Images embedded in the records are excluded; print everything else exactly as given.

*Records supplied*

########################################

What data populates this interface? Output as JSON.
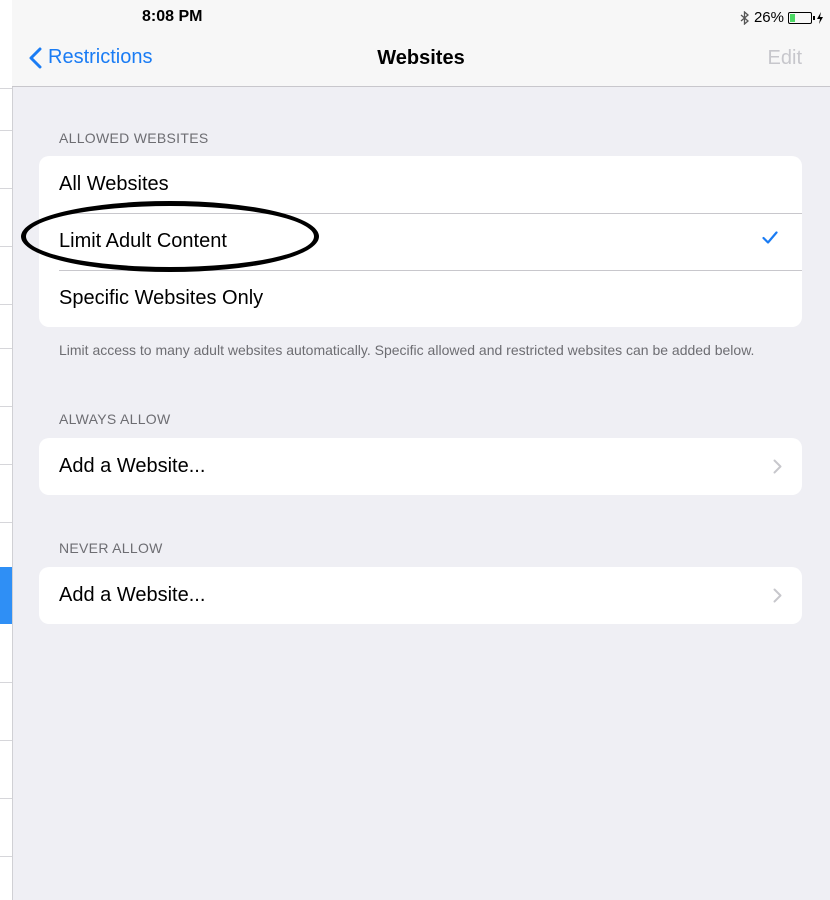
{
  "status_bar": {
    "time": "8:08 PM",
    "bluetooth_icon": "bluetooth-icon",
    "battery": "26%",
    "battery_level": 0.26,
    "charging_icon": "bolt-icon"
  },
  "nav": {
    "back_label": "Restrictions",
    "title": "Websites",
    "edit_label": "Edit"
  },
  "allowed_websites": {
    "header": "ALLOWED WEBSITES",
    "options": [
      "All Websites",
      "Limit Adult Content",
      "Specific Websites Only"
    ],
    "selected": "Limit Adult Content",
    "footer": "Limit access to many adult websites automatically. Specific allowed and restricted websites can be added below."
  },
  "always_allow": {
    "header": "ALWAYS ALLOW",
    "add_label": "Add a Website..."
  },
  "never_allow": {
    "header": "NEVER ALLOW",
    "add_label": "Add a Website..."
  },
  "colors": {
    "accent": "#1a7cf4",
    "background": "#efeff4",
    "annotation": "#000000"
  }
}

########################################

*Task response*
What data populates this interface? Output as JSON.
{
  "status_bar": {
    "time": "8:08 PM",
    "bluetooth_icon": "bluetooth-icon",
    "battery": "26%",
    "battery_level": 0.26,
    "charging_icon": "bolt-icon"
  },
  "nav": {
    "back_label": "Restrictions",
    "title": "Websites",
    "edit_label": "Edit"
  },
  "allowed_websites": {
    "header": "ALLOWED WEBSITES",
    "options": [
      "All Websites",
      "Limit Adult Content",
      "Specific Websites Only"
    ],
    "selected": "Limit Adult Content",
    "footer": "Limit access to many adult websites automatically. Specific allowed and restricted websites can be added below."
  },
  "always_allow": {
    "header": "ALWAYS ALLOW",
    "add_label": "Add a Website..."
  },
  "never_allow": {
    "header": "NEVER ALLOW",
    "add_label": "Add a Website..."
  },
  "colors": {
    "accent": "#1a7cf4",
    "background": "#efeff4",
    "annotation": "#000000"
  }
}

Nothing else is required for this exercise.